Your goal:
Write out all lines holding the word "business".

Items from a dataset:
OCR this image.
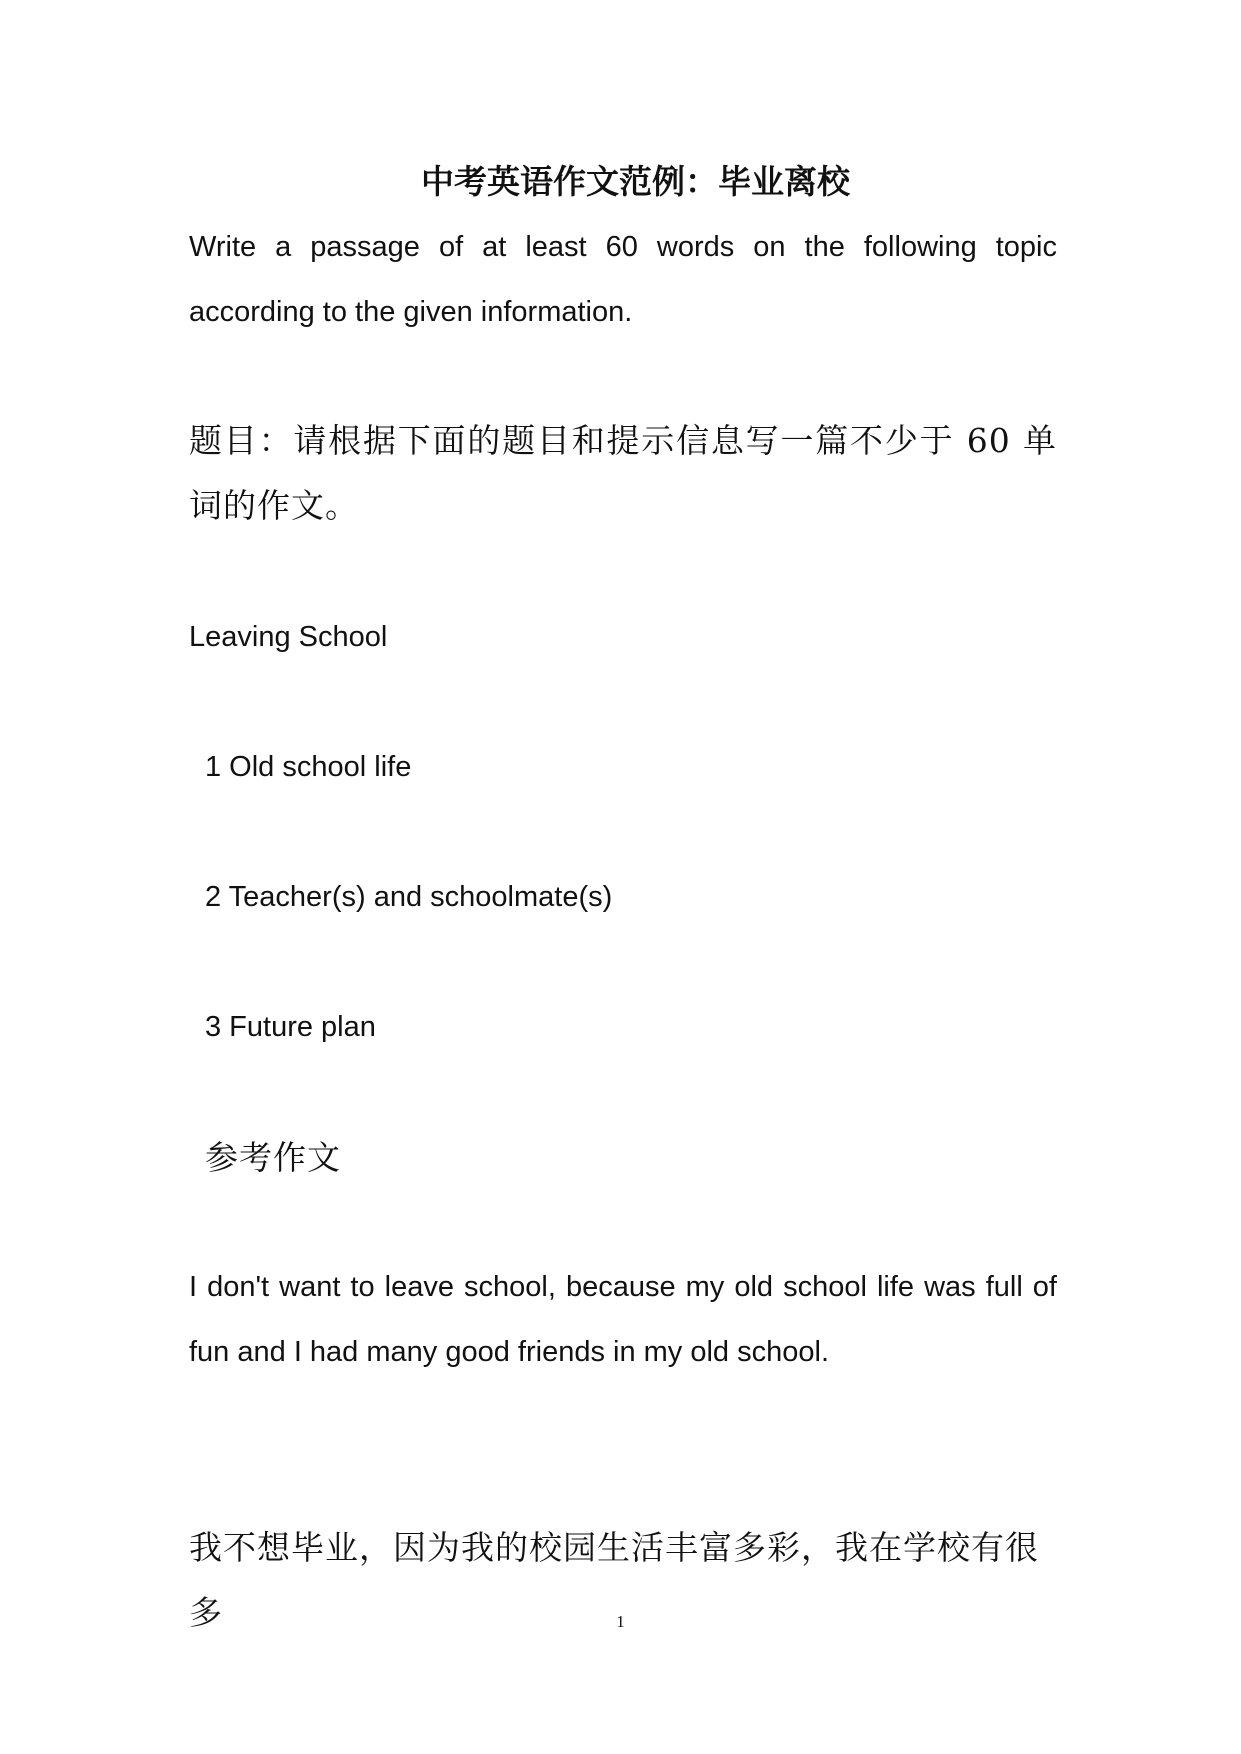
中考英语作文范例：毕业离校

Write a passage of at least 60 words on the following topic according to the given information.

题目：请根据下面的题目和提示信息写一篇不少于 60 单词的作文。

Leaving School

1 Old school life

2 Teacher(s) and schoolmate(s)

3 Future plan

参考作文

I don't want to leave school, because my old school life was full of fun and I had many good friends in my old school.

我不想毕业，因为我的校园生活丰富多彩，我在学校有很多	1
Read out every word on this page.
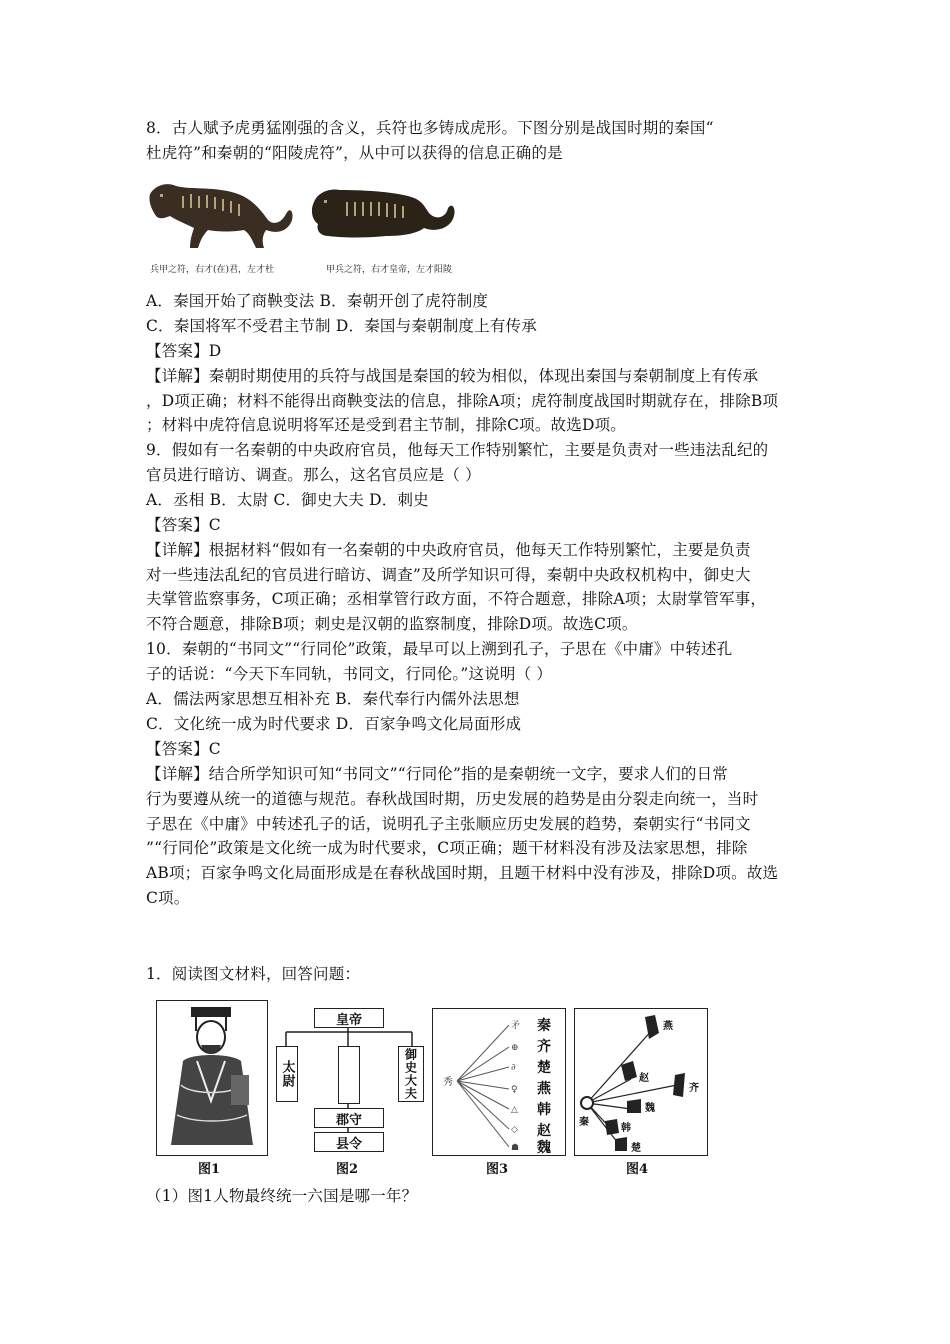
8．古人赋予虎勇猛刚强的含义，兵符也多铸成虎形。下图分别是战国时期的秦国“
杜虎符”和秦朝的“阳陵虎符”，从中可以获得的信息正确的是
兵甲之符，右才(在)君，左才杜	甲兵之符，右才皇帝，左才阳陵
A．秦国开始了商鞅变法 B．秦朝开创了虎符制度
C．秦国将军不受君主节制 D．秦国与秦朝制度上有传承
【答案】D
【详解】秦朝时期使用的兵符与战国是秦国的较为相似，体现出秦国与秦朝制度上有传承
，D项正确；材料不能得出商鞅变法的信息，排除A项；虎符制度战国时期就存在，排除B项
；材料中虎符信息说明将军还是受到君主节制，排除C项。故选D项。
9．假如有一名秦朝的中央政府官员，他每天工作特别繁忙，主要是负责对一些违法乱纪的
官员进行暗访、调查。那么，这名官员应是（ ）
A．丞相 B．太尉 C．御史大夫 D．刺史
【答案】C
【详解】根据材料“假如有一名秦朝的中央政府官员，他每天工作特别繁忙，主要是负责
对一些违法乱纪的官员进行暗访、调查”及所学知识可得，秦朝中央政权机构中，御史大
夫掌管监察事务，C项正确；丞相掌管行政方面，不符合题意，排除A项；太尉掌管军事，
不符合题意，排除B项；刺史是汉朝的监察制度，排除D项。故选C项。
10．秦朝的“书同文”“行同伦”政策，最早可以上溯到孔子，子思在《中庸》中转述孔
子的话说：“今天下车同轨，书同文，行同伦。”这说明（ ）
A．儒法两家思想互相补充 B．秦代奉行内儒外法思想
C．文化统一成为时代要求 D．百家争鸣文化局面形成
【答案】C
【详解】结合所学知识可知“书同文”“行同伦”指的是秦朝统一文字，要求人们的日常
行为要遵从统一的道德与规范。春秋战国时期，历史发展的趋势是由分裂走向统一，当时
子思在《中庸》中转述孔子的话，说明孔子主张顺应历史发展的趋势，秦朝实行“书同文
”“行同伦”政策是文化统一成为时代要求，C项正确；题干材料没有涉及法家思想，排除
AB项；百家争鸣文化局面形成是在春秋战国时期，且题干材料中没有涉及，排除D项。故选
C项。
1．阅读图文材料，回答问题：
图1
皇帝
太尉	御史大夫
郡守
县令
图2
秀
矛
⊕
∂
♀
△
◇
☗
秦
齐
楚
燕
韩
赵
魏
图3
燕
赵
齐
魏
韩
楚
秦
图4
（1）图1人物最终统一六国是哪一年？
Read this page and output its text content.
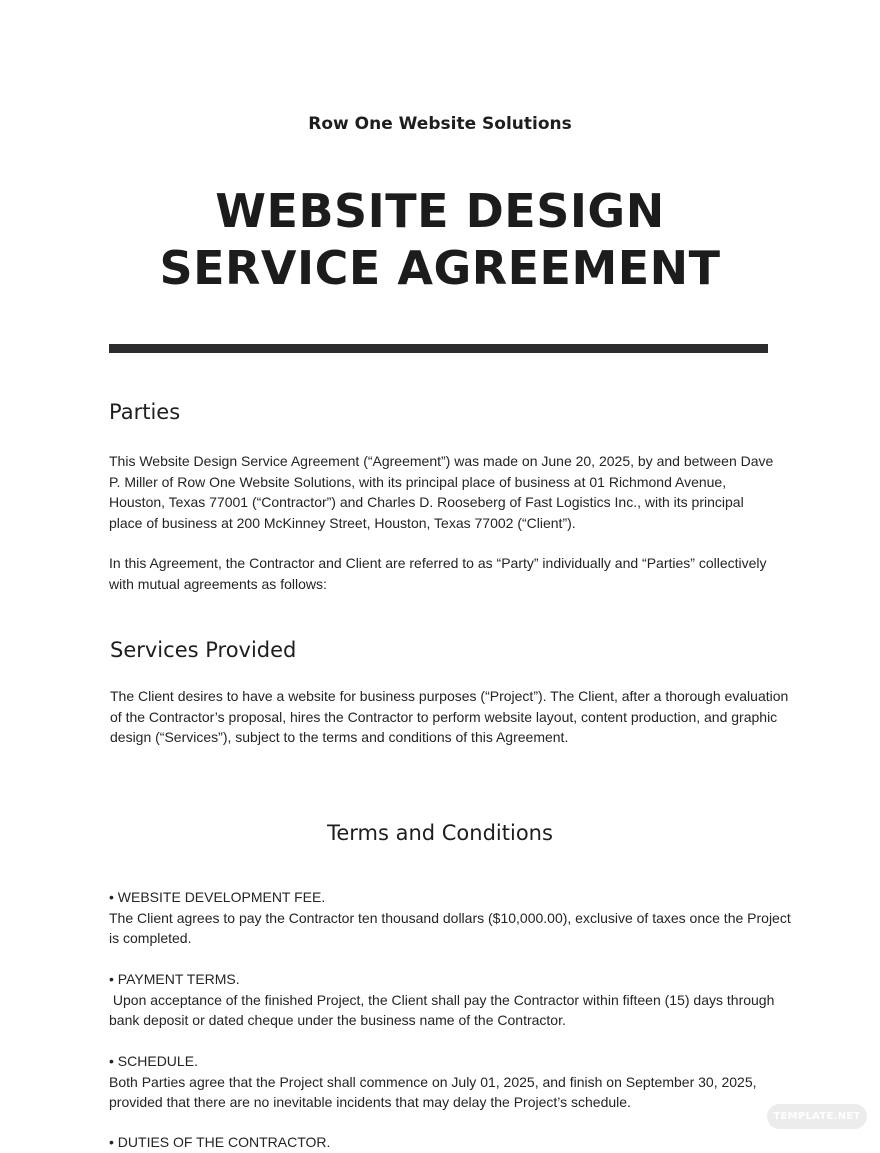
Row One Website Solutions
WEBSITE DESIGN SERVICE AGREEMENT
Parties

This Website Design Service Agreement (“Agreement”) was made on June 20, 2025, by and between Dave P. Miller of Row One Website Solutions, with its principal place of business at 01 Richmond Avenue, Houston, Texas 77001 (“Contractor”) and Charles D. Rooseberg of Fast Logistics Inc., with its principal place of business at 200 McKinney Street, Houston, Texas 77002 (“Client”).

In this Agreement, the Contractor and Client are referred to as “Party” individually and “Parties” collectively with mutual agreements as follows:

Services Provided

The Client desires to have a website for business purposes (“Project”). The Client, after a thorough evaluation of the Contractor’s proposal, hires the Contractor to perform website layout, content production, and graphic design (“Services”), subject to the terms and conditions of this Agreement.

Terms and Conditions
• WEBSITE DEVELOPMENT FEE.
The Client agrees to pay the Contractor ten thousand dollars ($10,000.00), exclusive of taxes once the Project is completed.
• PAYMENT TERMS.
Upon acceptance of the finished Project, the Client shall pay the Contractor within fifteen (15) days through bank deposit or dated cheque under the business name of the Contractor.
• SCHEDULE.
Both Parties agree that the Project shall commence on July 01, 2025, and finish on September 30, 2025, provided that there are no inevitable incidents that may delay the Project’s schedule.
• DUTIES OF THE CONTRACTOR.
TEMPLATE.NET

Reply to the exercise:
This Website Design Service Agreement (“Agreement”) was made on June 20, 2025, by and between Dave P. Miller of Row One Website Solutions, with its principal place of business at 01 Richmond Avenue, Houston, Texas 77001 (“Contractor”) and Charles D. Rooseberg of Fast Logistics Inc., with its principal place of business at 200 McKinney Street, Houston, Texas 77002 (“Client”).
The Client desires to have a website for business purposes (“Project”). The Client, after a thorough evaluation of the Contractor’s proposal, hires the Contractor to perform website layout, content production, and graphic design (“Services”), subject to the terms and conditions of this Agreement.
Upon acceptance of the finished Project, the Client shall pay the Contractor within fifteen (15) days through bank deposit or dated cheque under the business name of the Contractor.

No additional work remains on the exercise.